§ **Task statement**
Write out each line exactly as it stands, please.

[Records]
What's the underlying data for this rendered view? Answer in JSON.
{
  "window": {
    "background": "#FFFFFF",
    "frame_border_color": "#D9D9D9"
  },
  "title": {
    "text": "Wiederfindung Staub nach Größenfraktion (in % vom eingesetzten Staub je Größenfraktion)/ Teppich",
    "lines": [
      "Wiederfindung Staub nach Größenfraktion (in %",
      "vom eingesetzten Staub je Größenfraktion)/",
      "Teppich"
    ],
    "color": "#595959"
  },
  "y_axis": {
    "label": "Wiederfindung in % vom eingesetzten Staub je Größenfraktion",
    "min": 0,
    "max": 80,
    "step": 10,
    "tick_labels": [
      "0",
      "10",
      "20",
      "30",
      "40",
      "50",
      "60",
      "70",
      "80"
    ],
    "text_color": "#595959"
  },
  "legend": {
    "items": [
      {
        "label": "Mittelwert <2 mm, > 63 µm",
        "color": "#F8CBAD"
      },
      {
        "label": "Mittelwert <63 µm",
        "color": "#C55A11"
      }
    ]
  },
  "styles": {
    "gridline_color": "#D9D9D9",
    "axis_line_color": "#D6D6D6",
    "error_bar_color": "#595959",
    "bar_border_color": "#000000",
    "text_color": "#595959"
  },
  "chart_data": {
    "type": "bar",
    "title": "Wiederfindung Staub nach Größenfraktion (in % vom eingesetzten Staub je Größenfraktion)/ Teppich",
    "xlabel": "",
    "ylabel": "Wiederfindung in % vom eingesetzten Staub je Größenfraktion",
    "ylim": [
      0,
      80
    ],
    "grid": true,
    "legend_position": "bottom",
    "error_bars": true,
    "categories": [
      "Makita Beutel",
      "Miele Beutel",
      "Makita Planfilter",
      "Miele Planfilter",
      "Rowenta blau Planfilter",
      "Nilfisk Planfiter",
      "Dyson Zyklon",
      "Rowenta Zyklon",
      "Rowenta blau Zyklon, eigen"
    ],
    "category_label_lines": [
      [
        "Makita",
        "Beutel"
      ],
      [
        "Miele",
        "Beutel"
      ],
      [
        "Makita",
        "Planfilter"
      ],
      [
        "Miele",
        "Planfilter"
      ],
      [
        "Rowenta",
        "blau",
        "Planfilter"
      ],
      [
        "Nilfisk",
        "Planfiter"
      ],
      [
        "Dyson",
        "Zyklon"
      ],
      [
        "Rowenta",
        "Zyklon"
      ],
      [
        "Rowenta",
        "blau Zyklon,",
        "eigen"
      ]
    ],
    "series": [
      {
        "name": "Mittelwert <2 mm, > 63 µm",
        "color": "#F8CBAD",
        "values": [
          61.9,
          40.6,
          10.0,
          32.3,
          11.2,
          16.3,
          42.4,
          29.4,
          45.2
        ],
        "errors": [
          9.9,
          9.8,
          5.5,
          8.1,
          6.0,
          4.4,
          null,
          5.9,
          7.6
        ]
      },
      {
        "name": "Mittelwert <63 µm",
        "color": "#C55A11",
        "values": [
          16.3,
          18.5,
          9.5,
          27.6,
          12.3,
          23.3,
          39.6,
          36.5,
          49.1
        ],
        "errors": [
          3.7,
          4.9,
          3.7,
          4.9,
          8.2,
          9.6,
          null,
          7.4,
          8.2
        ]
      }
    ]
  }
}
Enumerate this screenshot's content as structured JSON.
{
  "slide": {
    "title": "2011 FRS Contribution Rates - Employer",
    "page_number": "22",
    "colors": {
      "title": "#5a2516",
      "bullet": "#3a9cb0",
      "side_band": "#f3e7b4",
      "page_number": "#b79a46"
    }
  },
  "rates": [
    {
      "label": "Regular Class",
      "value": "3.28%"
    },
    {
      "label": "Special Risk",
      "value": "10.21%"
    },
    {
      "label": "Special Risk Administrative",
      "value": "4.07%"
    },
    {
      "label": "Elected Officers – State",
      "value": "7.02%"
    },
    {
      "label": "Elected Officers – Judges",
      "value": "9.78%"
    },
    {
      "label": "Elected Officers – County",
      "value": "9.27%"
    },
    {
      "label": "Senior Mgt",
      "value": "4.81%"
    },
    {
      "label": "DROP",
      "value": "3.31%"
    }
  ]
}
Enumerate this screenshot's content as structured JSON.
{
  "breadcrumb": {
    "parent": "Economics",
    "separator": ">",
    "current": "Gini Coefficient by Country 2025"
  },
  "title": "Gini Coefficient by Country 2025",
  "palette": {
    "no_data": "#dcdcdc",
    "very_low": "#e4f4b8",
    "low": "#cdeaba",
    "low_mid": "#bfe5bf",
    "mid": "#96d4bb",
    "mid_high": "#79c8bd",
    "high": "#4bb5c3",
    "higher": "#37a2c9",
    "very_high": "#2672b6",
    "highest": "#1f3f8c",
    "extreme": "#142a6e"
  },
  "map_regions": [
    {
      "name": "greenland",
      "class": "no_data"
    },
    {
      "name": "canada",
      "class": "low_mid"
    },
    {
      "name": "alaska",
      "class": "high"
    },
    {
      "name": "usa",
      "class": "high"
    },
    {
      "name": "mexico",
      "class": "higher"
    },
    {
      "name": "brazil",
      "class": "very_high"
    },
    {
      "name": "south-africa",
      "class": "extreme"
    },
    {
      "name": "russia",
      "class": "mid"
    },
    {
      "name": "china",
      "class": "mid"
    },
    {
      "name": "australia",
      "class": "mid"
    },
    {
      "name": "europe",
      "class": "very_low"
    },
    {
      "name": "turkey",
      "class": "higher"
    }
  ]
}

§ **Finished task**
What's the underlying data for this rendered view? Answer in JSON.
{
  "window": {
    "background": "#FFFFFF",
    "frame_border_color": "#D9D9D9"
  },
  "title": {
    "text": "Wiederfindung Staub nach Größenfraktion (in % vom eingesetzten Staub je Größenfraktion)/ Teppich",
    "lines": [
      "Wiederfindung Staub nach Größenfraktion (in %",
      "vom eingesetzten Staub je Größenfraktion)/",
      "Teppich"
    ],
    "color": "#595959"
  },
  "y_axis": {
    "label": "Wiederfindung in % vom eingesetzten Staub je Größenfraktion",
    "min": 0,
    "max": 80,
    "step": 10,
    "tick_labels": [
      "0",
      "10",
      "20",
      "30",
      "40",
      "50",
      "60",
      "70",
      "80"
    ],
    "text_color": "#595959"
  },
  "legend": {
    "items": [
      {
        "label": "Mittelwert <2 mm, > 63 µm",
        "color": "#F8CBAD"
      },
      {
        "label": "Mittelwert <63 µm",
        "color": "#C55A11"
      }
    ]
  },
  "styles": {
    "gridline_color": "#D9D9D9",
    "axis_line_color": "#D6D6D6",
    "error_bar_color": "#595959",
    "bar_border_color": "#000000",
    "text_color": "#595959"
  },
  "chart_data": {
    "type": "bar",
    "title": "Wiederfindung Staub nach Größenfraktion (in % vom eingesetzten Staub je Größenfraktion)/ Teppich",
    "xlabel": "",
    "ylabel": "Wiederfindung in % vom eingesetzten Staub je Größenfraktion",
    "ylim": [
      0,
      80
    ],
    "grid": true,
    "legend_position": "bottom",
    "error_bars": true,
    "categories": [
      "Makita Beutel",
      "Miele Beutel",
      "Makita Planfilter",
      "Miele Planfilter",
      "Rowenta blau Planfilter",
      "Nilfisk Planfiter",
      "Dyson Zyklon",
      "Rowenta Zyklon",
      "Rowenta blau Zyklon, eigen"
    ],
    "category_label_lines": [
      [
        "Makita",
        "Beutel"
      ],
      [
        "Miele",
        "Beutel"
      ],
      [
        "Makita",
        "Planfilter"
      ],
      [
        "Miele",
        "Planfilter"
      ],
      [
        "Rowenta",
        "blau",
        "Planfilter"
      ],
      [
        "Nilfisk",
        "Planfiter"
      ],
      [
        "Dyson",
        "Zyklon"
      ],
      [
        "Rowenta",
        "Zyklon"
      ],
      [
        "Rowenta",
        "blau Zyklon,",
        "eigen"
      ]
    ],
    "series": [
      {
        "name": "Mittelwert <2 mm, > 63 µm",
        "color": "#F8CBAD",
        "values": [
          61.9,
          40.6,
          10.0,
          32.3,
          11.2,
          16.3,
          42.4,
          29.4,
          45.2
        ],
        "errors": [
          9.9,
          9.8,
          5.5,
          8.1,
          6.0,
          4.4,
          null,
          5.9,
          7.6
        ]
      },
      {
        "name": "Mittelwert <63 µm",
        "color": "#C55A11",
        "values": [
          16.3,
          18.5,
          9.5,
          27.6,
          12.3,
          23.3,
          39.6,
          36.5,
          49.1
        ],
        "errors": [
          3.7,
          4.9,
          3.7,
          4.9,
          8.2,
          9.6,
          null,
          7.4,
          8.2
        ]
      }
    ]
  }
}
Enumerate this screenshot's content as structured JSON.
{
  "slide": {
    "title": "2011 FRS Contribution Rates - Employer",
    "page_number": "22",
    "colors": {
      "title": "#5a2516",
      "bullet": "#3a9cb0",
      "side_band": "#f3e7b4",
      "page_number": "#b79a46"
    }
  },
  "rates": [
    {
      "label": "Regular Class",
      "value": "3.28%"
    },
    {
      "label": "Special Risk",
      "value": "10.21%"
    },
    {
      "label": "Special Risk Administrative",
      "value": "4.07%"
    },
    {
      "label": "Elected Officers – State",
      "value": "7.02%"
    },
    {
      "label": "Elected Officers – Judges",
      "value": "9.78%"
    },
    {
      "label": "Elected Officers – County",
      "value": "9.27%"
    },
    {
      "label": "Senior Mgt",
      "value": "4.81%"
    },
    {
      "label": "DROP",
      "value": "3.31%"
    }
  ]
}
Enumerate this screenshot's content as structured JSON.
{
  "breadcrumb": {
    "parent": "Economics",
    "separator": ">",
    "current": "Gini Coefficient by Country 2025"
  },
  "title": "Gini Coefficient by Country 2025",
  "palette": {
    "no_data": "#dcdcdc",
    "very_low": "#e4f4b8",
    "low": "#cdeaba",
    "low_mid": "#bfe5bf",
    "mid": "#96d4bb",
    "mid_high": "#79c8bd",
    "high": "#4bb5c3",
    "higher": "#37a2c9",
    "very_high": "#2672b6",
    "highest": "#1f3f8c",
    "extreme": "#142a6e"
  },
  "map_regions": [
    {
      "name": "greenland",
      "class": "no_data"
    },
    {
      "name": "canada",
      "class": "low_mid"
    },
    {
      "name": "alaska",
      "class": "high"
    },
    {
      "name": "usa",
      "class": "high"
    },
    {
      "name": "mexico",
      "class": "higher"
    },
    {
      "name": "brazil",
      "class": "very_high"
    },
    {
      "name": "south-africa",
      "class": "extreme"
    },
    {
      "name": "russia",
      "class": "mid"
    },
    {
      "name": "china",
      "class": "mid"
    },
    {
      "name": "australia",
      "class": "mid"
    },
    {
      "name": "europe",
      "class": "very_low"
    },
    {
      "name": "turkey",
      "class": "higher"
    }
  ]
}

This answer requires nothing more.